# START OF DATASET EXTRACT

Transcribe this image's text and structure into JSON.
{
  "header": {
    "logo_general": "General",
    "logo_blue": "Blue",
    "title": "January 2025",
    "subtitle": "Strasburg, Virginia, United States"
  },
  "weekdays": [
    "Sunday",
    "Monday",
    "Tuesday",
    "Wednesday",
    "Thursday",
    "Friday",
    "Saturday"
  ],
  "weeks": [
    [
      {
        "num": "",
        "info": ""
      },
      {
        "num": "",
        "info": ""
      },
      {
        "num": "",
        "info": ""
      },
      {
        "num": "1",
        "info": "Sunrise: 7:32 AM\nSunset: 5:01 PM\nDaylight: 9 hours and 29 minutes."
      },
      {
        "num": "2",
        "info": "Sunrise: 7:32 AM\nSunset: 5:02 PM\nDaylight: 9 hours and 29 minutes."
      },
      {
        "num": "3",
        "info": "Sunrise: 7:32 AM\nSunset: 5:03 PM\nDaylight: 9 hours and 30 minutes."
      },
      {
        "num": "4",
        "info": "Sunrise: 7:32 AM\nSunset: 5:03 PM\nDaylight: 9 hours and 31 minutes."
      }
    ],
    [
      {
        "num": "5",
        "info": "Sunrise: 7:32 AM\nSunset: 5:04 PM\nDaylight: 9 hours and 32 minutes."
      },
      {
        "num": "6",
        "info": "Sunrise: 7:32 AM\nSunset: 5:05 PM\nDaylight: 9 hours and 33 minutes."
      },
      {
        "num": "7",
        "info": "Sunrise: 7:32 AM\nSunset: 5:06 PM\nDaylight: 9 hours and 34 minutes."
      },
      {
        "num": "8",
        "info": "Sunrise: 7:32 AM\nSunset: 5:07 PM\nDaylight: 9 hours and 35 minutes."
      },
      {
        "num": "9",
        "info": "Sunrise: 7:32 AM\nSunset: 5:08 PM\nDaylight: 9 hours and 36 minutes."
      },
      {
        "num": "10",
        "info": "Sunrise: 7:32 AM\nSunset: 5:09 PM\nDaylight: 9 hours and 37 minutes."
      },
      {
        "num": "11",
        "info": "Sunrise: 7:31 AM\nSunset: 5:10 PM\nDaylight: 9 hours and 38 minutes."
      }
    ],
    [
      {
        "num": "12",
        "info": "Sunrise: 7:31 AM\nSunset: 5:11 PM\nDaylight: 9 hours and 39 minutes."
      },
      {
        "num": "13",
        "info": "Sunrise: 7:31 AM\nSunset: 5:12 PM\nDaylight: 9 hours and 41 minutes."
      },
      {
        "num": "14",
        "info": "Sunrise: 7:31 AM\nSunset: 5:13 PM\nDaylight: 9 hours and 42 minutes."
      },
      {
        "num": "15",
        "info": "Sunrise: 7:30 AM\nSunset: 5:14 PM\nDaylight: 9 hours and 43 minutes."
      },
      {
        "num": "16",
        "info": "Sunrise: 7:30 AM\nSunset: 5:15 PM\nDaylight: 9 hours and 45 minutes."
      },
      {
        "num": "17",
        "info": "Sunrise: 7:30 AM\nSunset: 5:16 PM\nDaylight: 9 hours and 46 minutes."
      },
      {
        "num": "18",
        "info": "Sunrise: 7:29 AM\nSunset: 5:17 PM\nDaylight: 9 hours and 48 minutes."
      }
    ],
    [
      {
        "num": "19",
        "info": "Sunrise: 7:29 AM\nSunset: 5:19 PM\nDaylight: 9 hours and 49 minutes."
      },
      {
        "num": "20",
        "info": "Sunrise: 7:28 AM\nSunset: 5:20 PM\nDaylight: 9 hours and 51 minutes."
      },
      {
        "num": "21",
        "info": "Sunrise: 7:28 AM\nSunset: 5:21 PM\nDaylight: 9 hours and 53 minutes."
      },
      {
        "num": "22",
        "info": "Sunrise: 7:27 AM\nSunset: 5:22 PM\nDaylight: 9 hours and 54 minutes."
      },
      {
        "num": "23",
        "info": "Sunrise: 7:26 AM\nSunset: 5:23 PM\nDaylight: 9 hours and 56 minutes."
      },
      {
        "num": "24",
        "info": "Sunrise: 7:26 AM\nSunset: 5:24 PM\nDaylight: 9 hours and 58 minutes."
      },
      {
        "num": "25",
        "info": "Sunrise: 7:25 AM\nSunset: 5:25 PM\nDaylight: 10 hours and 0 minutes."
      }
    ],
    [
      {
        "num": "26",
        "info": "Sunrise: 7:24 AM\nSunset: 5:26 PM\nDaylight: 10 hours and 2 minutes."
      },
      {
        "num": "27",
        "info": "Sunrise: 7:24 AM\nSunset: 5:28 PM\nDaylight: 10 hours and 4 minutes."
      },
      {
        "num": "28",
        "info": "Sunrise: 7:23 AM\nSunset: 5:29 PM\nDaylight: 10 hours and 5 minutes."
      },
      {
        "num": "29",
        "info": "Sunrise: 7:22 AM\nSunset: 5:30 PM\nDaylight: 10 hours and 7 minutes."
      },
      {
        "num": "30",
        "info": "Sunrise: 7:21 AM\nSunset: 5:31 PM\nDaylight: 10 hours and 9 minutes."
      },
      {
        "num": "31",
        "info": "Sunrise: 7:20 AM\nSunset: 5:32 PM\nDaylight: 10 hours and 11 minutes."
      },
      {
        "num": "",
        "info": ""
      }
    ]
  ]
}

# END OF DATASET EXTRACT

TASK BRIEF: From the preceding material, extract every line exactly.

EXPECTED ANSWER:
Transcribe this image's text and structure into JSON.
{
  "header": {
    "logo_general": "General",
    "logo_blue": "Blue",
    "title": "January 2025",
    "subtitle": "Strasburg, Virginia, United States"
  },
  "weekdays": [
    "Sunday",
    "Monday",
    "Tuesday",
    "Wednesday",
    "Thursday",
    "Friday",
    "Saturday"
  ],
  "weeks": [
    [
      {
        "num": "",
        "info": ""
      },
      {
        "num": "",
        "info": ""
      },
      {
        "num": "",
        "info": ""
      },
      {
        "num": "1",
        "info": "Sunrise: 7:32 AM\nSunset: 5:01 PM\nDaylight: 9 hours and 29 minutes."
      },
      {
        "num": "2",
        "info": "Sunrise: 7:32 AM\nSunset: 5:02 PM\nDaylight: 9 hours and 29 minutes."
      },
      {
        "num": "3",
        "info": "Sunrise: 7:32 AM\nSunset: 5:03 PM\nDaylight: 9 hours and 30 minutes."
      },
      {
        "num": "4",
        "info": "Sunrise: 7:32 AM\nSunset: 5:03 PM\nDaylight: 9 hours and 31 minutes."
      }
    ],
    [
      {
        "num": "5",
        "info": "Sunrise: 7:32 AM\nSunset: 5:04 PM\nDaylight: 9 hours and 32 minutes."
      },
      {
        "num": "6",
        "info": "Sunrise: 7:32 AM\nSunset: 5:05 PM\nDaylight: 9 hours and 33 minutes."
      },
      {
        "num": "7",
        "info": "Sunrise: 7:32 AM\nSunset: 5:06 PM\nDaylight: 9 hours and 34 minutes."
      },
      {
        "num": "8",
        "info": "Sunrise: 7:32 AM\nSunset: 5:07 PM\nDaylight: 9 hours and 35 minutes."
      },
      {
        "num": "9",
        "info": "Sunrise: 7:32 AM\nSunset: 5:08 PM\nDaylight: 9 hours and 36 minutes."
      },
      {
        "num": "10",
        "info": "Sunrise: 7:32 AM\nSunset: 5:09 PM\nDaylight: 9 hours and 37 minutes."
      },
      {
        "num": "11",
        "info": "Sunrise: 7:31 AM\nSunset: 5:10 PM\nDaylight: 9 hours and 38 minutes."
      }
    ],
    [
      {
        "num": "12",
        "info": "Sunrise: 7:31 AM\nSunset: 5:11 PM\nDaylight: 9 hours and 39 minutes."
      },
      {
        "num": "13",
        "info": "Sunrise: 7:31 AM\nSunset: 5:12 PM\nDaylight: 9 hours and 41 minutes."
      },
      {
        "num": "14",
        "info": "Sunrise: 7:31 AM\nSunset: 5:13 PM\nDaylight: 9 hours and 42 minutes."
      },
      {
        "num": "15",
        "info": "Sunrise: 7:30 AM\nSunset: 5:14 PM\nDaylight: 9 hours and 43 minutes."
      },
      {
        "num": "16",
        "info": "Sunrise: 7:30 AM\nSunset: 5:15 PM\nDaylight: 9 hours and 45 minutes."
      },
      {
        "num": "17",
        "info": "Sunrise: 7:30 AM\nSunset: 5:16 PM\nDaylight: 9 hours and 46 minutes."
      },
      {
        "num": "18",
        "info": "Sunrise: 7:29 AM\nSunset: 5:17 PM\nDaylight: 9 hours and 48 minutes."
      }
    ],
    [
      {
        "num": "19",
        "info": "Sunrise: 7:29 AM\nSunset: 5:19 PM\nDaylight: 9 hours and 49 minutes."
      },
      {
        "num": "20",
        "info": "Sunrise: 7:28 AM\nSunset: 5:20 PM\nDaylight: 9 hours and 51 minutes."
      },
      {
        "num": "21",
        "info": "Sunrise: 7:28 AM\nSunset: 5:21 PM\nDaylight: 9 hours and 53 minutes."
      },
      {
        "num": "22",
        "info": "Sunrise: 7:27 AM\nSunset: 5:22 PM\nDaylight: 9 hours and 54 minutes."
      },
      {
        "num": "23",
        "info": "Sunrise: 7:26 AM\nSunset: 5:23 PM\nDaylight: 9 hours and 56 minutes."
      },
      {
        "num": "24",
        "info": "Sunrise: 7:26 AM\nSunset: 5:24 PM\nDaylight: 9 hours and 58 minutes."
      },
      {
        "num": "25",
        "info": "Sunrise: 7:25 AM\nSunset: 5:25 PM\nDaylight: 10 hours and 0 minutes."
      }
    ],
    [
      {
        "num": "26",
        "info": "Sunrise: 7:24 AM\nSunset: 5:26 PM\nDaylight: 10 hours and 2 minutes."
      },
      {
        "num": "27",
        "info": "Sunrise: 7:24 AM\nSunset: 5:28 PM\nDaylight: 10 hours and 4 minutes."
      },
      {
        "num": "28",
        "info": "Sunrise: 7:23 AM\nSunset: 5:29 PM\nDaylight: 10 hours and 5 minutes."
      },
      {
        "num": "29",
        "info": "Sunrise: 7:22 AM\nSunset: 5:30 PM\nDaylight: 10 hours and 7 minutes."
      },
      {
        "num": "30",
        "info": "Sunrise: 7:21 AM\nSunset: 5:31 PM\nDaylight: 10 hours and 9 minutes."
      },
      {
        "num": "31",
        "info": "Sunrise: 7:20 AM\nSunset: 5:32 PM\nDaylight: 10 hours and 11 minutes."
      },
      {
        "num": "",
        "info": ""
      }
    ]
  ]
}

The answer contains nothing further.